Reproduce verbatim the items from their first line through the line containing "y-tick-label: -40 [139,392,154,403]", including both of those lines.
↓
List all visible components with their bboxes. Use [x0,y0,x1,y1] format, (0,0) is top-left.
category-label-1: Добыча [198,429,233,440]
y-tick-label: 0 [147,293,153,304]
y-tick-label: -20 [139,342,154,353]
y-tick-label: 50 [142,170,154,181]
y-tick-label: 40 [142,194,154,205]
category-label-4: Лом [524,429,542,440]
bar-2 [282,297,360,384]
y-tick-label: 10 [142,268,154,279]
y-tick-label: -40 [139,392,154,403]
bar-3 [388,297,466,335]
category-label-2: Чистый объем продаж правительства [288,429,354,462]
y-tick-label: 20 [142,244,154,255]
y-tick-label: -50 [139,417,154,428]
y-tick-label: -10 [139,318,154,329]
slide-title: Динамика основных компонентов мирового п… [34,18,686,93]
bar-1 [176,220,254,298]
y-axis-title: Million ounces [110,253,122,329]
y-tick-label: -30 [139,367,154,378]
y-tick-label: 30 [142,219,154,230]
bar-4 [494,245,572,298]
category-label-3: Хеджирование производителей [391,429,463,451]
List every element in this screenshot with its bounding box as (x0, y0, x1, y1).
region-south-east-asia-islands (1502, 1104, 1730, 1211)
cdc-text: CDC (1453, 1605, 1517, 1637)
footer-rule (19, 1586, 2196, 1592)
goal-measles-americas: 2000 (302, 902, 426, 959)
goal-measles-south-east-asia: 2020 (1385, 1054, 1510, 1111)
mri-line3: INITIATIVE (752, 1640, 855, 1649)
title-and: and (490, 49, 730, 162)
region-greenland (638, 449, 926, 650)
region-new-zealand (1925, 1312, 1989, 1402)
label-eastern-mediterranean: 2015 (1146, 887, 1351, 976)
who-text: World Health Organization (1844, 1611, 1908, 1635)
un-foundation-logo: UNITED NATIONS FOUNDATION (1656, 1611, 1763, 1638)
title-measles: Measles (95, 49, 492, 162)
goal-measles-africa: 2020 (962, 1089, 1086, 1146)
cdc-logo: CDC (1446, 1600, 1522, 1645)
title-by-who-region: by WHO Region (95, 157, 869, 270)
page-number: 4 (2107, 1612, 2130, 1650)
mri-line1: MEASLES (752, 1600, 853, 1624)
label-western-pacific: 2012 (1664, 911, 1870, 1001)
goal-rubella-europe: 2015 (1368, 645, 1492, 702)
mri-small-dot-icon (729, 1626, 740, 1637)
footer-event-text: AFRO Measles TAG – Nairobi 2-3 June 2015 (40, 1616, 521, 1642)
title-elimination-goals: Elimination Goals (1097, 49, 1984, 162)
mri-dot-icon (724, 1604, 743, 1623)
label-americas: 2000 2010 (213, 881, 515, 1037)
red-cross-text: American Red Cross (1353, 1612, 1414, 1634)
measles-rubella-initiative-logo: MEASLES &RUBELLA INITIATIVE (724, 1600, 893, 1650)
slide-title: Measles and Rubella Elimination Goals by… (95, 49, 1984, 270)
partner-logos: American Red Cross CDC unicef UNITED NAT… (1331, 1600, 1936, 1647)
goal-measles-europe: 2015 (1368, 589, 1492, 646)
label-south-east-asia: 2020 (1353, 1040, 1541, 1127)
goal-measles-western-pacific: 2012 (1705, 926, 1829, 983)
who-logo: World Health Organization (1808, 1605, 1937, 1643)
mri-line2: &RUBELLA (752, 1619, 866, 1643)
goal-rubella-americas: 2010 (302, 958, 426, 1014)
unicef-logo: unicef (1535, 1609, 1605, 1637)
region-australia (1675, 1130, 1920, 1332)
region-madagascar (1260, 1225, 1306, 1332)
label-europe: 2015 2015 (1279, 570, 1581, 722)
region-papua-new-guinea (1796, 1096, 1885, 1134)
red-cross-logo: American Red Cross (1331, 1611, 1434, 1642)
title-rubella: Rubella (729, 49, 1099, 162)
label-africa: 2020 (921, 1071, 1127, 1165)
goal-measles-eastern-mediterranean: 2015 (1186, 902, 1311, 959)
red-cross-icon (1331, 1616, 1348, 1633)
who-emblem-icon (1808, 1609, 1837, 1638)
↑
### Final result
List all visible components with their bboxes. Use [x0,y0,x1,y1] format, (0,0) is top-left.
category-label-1: Добыча [198,429,233,440]
y-tick-label: 0 [147,293,153,304]
y-tick-label: -20 [139,342,154,353]
y-tick-label: 50 [142,170,154,181]
y-tick-label: 40 [142,194,154,205]
category-label-4: Лом [524,429,542,440]
bar-2 [282,297,360,384]
y-tick-label: 10 [142,268,154,279]
y-tick-label: -40 [139,392,154,403]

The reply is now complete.